What to produce: Write out the material again exactly, please, and omit the pictures.

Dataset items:

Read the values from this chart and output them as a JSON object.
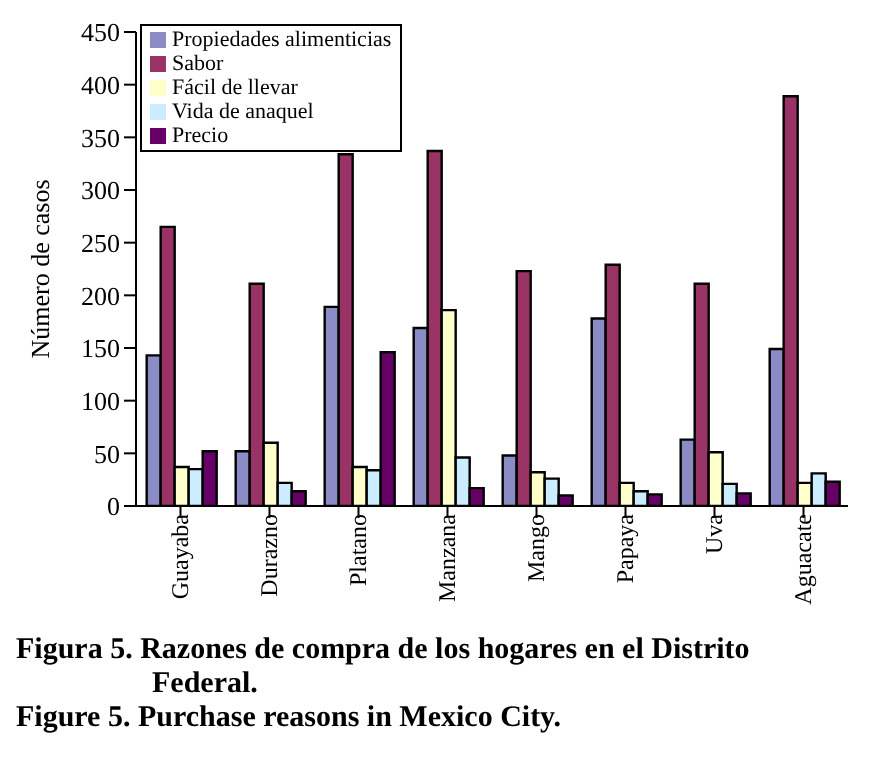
{
  "chart_data": {
    "type": "bar",
    "ylabel": "Número de casos",
    "categories": [
      "Guayaba",
      "Durazno",
      "Platano",
      "Manzana",
      "Mango",
      "Papaya",
      "Uva",
      "Aguacate"
    ],
    "series": [
      {
        "name": "Propiedades alimenticias",
        "color": "#8b8bc6",
        "values": [
          143,
          52,
          189,
          169,
          48,
          178,
          63,
          149
        ]
      },
      {
        "name": "Sabor",
        "color": "#993366",
        "values": [
          265,
          211,
          334,
          337,
          223,
          229,
          211,
          389
        ]
      },
      {
        "name": "Fácil de llevar",
        "color": "#ffffcc",
        "values": [
          37,
          60,
          37,
          186,
          32,
          22,
          51,
          22
        ]
      },
      {
        "name": "Vida de anaquel",
        "color": "#ccecff",
        "values": [
          35,
          22,
          34,
          46,
          26,
          14,
          21,
          31
        ]
      },
      {
        "name": "Precio",
        "color": "#660066",
        "values": [
          52,
          14,
          146,
          17,
          10,
          11,
          12,
          23
        ]
      }
    ],
    "ylim": [
      0,
      450
    ],
    "yticks": [
      0,
      50,
      100,
      150,
      200,
      250,
      300,
      350,
      400,
      450
    ],
    "grid": false,
    "legend": "top left",
    "annotations": [
      "Figura 5. Razones de compra de los hogares en el Distrito Federal.",
      "Figure 5. Purchase reasons in Mexico City."
    ]
  }
}
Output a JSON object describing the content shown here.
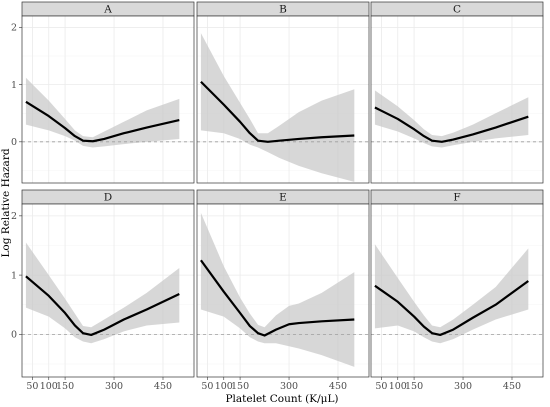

Answer:
Read the values from this chart and output them as a JSON object.
{
  "chart_data": {
    "type": "bar",
    "ylabel": "Número de casos",
    "categories": [
      "Guayaba",
      "Durazno",
      "Platano",
      "Manzana",
      "Mango",
      "Papaya",
      "Uva",
      "Aguacate"
    ],
    "series": [
      {
        "name": "Propiedades alimenticias",
        "color": "#8b8bc6",
        "values": [
          143,
          52,
          189,
          169,
          48,
          178,
          63,
          149
        ]
      },
      {
        "name": "Sabor",
        "color": "#993366",
        "values": [
          265,
          211,
          334,
          337,
          223,
          229,
          211,
          389
        ]
      },
      {
        "name": "Fácil de llevar",
        "color": "#ffffcc",
        "values": [
          37,
          60,
          37,
          186,
          32,
          22,
          51,
          22
        ]
      },
      {
        "name": "Vida de anaquel",
        "color": "#ccecff",
        "values": [
          35,
          22,
          34,
          46,
          26,
          14,
          21,
          31
        ]
      },
      {
        "name": "Precio",
        "color": "#660066",
        "values": [
          52,
          14,
          146,
          17,
          10,
          11,
          12,
          23
        ]
      }
    ],
    "ylim": [
      0,
      450
    ],
    "yticks": [
      0,
      50,
      100,
      150,
      200,
      250,
      300,
      350,
      400,
      450
    ],
    "grid": false,
    "legend": "top left",
    "annotations": [
      "Figura 5. Razones de compra de los hogares en el Distrito Federal.",
      "Figure 5. Purchase reasons in Mexico City."
    ]
  }
}
Output a JSON object describing the content shown here.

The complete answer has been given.